* _WRITTEN INSTRUCTION_
Note each line where "организациям" appears, and copy it.

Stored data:
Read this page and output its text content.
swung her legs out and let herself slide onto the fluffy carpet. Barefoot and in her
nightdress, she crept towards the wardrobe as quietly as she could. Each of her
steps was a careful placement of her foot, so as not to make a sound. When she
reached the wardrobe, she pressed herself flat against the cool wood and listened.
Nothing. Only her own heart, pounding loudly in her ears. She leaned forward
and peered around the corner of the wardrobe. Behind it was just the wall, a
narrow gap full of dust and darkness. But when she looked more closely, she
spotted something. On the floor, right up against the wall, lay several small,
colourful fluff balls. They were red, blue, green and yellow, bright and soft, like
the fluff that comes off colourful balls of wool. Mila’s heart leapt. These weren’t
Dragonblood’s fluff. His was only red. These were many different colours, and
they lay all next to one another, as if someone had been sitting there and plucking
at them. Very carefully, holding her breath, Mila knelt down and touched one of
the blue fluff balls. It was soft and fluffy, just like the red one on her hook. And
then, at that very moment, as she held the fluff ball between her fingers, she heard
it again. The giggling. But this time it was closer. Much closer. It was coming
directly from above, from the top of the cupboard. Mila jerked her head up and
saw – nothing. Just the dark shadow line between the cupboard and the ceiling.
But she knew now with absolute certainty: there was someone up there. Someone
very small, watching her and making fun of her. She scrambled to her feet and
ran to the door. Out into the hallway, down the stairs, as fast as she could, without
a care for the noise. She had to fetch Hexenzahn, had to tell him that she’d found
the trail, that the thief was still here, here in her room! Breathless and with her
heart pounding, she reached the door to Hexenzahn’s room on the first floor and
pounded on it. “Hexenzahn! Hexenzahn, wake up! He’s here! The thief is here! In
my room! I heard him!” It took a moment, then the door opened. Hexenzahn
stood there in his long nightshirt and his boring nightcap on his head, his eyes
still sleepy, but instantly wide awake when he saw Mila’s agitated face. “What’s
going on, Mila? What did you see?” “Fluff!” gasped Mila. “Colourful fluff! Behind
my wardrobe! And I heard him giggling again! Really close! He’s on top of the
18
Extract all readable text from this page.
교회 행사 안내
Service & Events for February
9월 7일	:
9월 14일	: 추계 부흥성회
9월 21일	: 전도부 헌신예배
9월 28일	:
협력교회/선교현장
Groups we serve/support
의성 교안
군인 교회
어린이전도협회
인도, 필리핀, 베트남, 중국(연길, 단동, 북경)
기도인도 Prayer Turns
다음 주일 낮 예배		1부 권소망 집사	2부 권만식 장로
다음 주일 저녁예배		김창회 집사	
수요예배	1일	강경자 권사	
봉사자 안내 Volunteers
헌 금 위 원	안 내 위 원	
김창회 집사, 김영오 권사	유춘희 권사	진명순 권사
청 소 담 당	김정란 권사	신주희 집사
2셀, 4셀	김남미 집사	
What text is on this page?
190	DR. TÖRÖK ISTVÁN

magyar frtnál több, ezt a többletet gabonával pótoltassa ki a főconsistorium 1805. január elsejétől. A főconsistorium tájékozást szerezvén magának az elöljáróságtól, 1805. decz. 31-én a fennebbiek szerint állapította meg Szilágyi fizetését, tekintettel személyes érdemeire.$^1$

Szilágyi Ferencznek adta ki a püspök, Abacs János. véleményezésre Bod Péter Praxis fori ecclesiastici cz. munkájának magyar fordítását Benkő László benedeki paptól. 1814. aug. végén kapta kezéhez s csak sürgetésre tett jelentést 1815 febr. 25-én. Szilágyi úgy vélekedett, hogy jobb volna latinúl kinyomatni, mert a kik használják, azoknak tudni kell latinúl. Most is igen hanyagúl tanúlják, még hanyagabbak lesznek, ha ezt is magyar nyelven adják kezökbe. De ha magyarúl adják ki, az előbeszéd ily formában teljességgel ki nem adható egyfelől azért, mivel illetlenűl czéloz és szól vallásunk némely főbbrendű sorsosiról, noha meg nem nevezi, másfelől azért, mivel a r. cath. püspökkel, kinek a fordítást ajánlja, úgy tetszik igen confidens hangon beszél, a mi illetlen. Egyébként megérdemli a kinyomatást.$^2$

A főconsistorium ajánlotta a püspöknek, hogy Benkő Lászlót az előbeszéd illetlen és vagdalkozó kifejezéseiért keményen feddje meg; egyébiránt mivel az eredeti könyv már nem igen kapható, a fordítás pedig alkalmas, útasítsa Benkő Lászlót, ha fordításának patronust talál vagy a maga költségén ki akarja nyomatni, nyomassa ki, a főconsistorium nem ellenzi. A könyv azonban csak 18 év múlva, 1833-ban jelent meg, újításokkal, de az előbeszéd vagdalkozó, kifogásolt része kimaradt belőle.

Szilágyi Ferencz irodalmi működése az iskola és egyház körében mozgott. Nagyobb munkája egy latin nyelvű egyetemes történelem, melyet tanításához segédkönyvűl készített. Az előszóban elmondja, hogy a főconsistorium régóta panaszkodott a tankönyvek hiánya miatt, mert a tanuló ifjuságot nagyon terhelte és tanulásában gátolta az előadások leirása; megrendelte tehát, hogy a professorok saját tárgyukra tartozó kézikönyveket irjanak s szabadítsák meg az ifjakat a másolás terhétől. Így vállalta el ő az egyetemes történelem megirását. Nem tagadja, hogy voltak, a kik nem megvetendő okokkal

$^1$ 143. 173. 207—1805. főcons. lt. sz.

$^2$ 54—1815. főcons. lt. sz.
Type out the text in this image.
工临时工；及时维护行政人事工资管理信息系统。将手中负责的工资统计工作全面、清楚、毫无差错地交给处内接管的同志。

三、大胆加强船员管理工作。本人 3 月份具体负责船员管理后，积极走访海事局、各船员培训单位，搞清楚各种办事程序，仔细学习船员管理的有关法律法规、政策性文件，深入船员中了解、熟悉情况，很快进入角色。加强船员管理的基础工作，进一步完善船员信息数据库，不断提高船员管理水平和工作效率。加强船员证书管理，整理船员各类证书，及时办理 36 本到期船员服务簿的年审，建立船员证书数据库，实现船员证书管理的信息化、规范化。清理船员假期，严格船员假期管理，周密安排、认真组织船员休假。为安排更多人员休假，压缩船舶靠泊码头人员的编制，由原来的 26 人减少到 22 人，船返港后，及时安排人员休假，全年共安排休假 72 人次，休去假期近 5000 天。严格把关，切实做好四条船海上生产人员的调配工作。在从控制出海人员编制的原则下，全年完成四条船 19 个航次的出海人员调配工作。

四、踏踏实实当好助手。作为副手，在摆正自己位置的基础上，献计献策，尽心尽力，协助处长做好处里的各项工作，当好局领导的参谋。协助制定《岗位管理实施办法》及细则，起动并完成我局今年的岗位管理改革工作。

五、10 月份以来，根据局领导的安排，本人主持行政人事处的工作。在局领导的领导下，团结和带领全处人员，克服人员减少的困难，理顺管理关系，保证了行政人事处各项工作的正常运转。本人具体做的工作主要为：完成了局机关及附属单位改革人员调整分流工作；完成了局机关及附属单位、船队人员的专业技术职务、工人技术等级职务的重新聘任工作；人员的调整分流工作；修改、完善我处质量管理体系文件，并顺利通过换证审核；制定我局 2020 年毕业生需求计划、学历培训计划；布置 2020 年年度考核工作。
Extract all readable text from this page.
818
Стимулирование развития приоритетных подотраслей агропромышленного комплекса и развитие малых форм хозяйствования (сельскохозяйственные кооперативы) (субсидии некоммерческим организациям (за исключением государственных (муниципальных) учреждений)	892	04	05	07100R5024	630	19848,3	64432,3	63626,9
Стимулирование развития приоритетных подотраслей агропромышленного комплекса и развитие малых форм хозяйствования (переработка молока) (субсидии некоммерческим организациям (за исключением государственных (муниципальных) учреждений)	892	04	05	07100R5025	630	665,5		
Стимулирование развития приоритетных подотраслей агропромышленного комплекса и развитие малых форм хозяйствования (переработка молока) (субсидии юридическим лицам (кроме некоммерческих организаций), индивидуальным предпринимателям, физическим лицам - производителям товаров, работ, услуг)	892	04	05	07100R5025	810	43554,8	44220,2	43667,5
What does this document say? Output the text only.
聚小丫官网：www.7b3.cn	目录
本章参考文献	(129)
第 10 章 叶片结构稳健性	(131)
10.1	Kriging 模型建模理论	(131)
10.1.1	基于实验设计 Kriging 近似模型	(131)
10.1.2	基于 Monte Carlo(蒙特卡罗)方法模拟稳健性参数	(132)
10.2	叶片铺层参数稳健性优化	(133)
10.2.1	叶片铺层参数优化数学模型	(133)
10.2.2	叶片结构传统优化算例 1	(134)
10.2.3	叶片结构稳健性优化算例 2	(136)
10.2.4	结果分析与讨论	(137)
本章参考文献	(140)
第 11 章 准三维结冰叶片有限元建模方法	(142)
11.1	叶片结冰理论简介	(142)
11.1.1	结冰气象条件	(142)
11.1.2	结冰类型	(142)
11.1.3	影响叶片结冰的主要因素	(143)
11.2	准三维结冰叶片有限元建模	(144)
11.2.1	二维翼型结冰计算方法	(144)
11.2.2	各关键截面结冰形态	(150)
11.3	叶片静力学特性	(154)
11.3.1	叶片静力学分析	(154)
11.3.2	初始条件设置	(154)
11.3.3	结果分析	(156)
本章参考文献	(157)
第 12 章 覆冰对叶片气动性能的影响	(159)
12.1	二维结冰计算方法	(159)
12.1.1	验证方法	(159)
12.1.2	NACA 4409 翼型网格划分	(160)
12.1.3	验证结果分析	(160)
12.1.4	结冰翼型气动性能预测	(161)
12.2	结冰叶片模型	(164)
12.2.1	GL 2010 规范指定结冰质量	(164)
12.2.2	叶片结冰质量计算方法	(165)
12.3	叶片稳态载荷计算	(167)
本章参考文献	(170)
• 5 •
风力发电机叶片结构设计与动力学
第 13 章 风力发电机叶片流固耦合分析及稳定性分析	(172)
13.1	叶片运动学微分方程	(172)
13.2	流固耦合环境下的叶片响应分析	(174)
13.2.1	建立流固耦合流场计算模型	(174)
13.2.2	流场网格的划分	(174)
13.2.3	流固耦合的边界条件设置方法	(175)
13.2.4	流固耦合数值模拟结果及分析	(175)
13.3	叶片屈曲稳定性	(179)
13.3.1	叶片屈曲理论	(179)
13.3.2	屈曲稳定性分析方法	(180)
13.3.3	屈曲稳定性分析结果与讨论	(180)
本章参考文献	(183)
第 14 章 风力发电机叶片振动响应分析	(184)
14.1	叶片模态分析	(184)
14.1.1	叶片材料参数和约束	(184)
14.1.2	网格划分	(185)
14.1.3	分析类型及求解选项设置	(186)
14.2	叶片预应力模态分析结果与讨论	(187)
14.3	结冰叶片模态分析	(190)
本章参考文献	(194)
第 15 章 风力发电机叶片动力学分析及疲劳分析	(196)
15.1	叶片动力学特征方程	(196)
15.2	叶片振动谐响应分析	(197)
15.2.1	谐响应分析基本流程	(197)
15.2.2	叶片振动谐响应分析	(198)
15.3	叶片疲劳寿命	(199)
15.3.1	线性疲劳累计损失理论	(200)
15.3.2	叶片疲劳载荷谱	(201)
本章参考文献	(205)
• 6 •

* _COMPLETE OUTPUT_
Стимулирование развития приоритетных подотраслей агропромышленного комплекса и развитие малых форм хозяйствования (сельскохозяйственные кооперативы) (субсидии некоммерческим организациям (за исключением государственных (муниципальных) учреждений)	892	04	05	07100R5024	630	19848,3	64432,3	63626,9
Стимулирование развития приоритетных подотраслей агропромышленного комплекса и развитие малых форм хозяйствования (переработка молока) (субсидии некоммерческим организациям (за исключением государственных (муниципальных) учреждений)	892	04	05	07100R5025	630	665,5		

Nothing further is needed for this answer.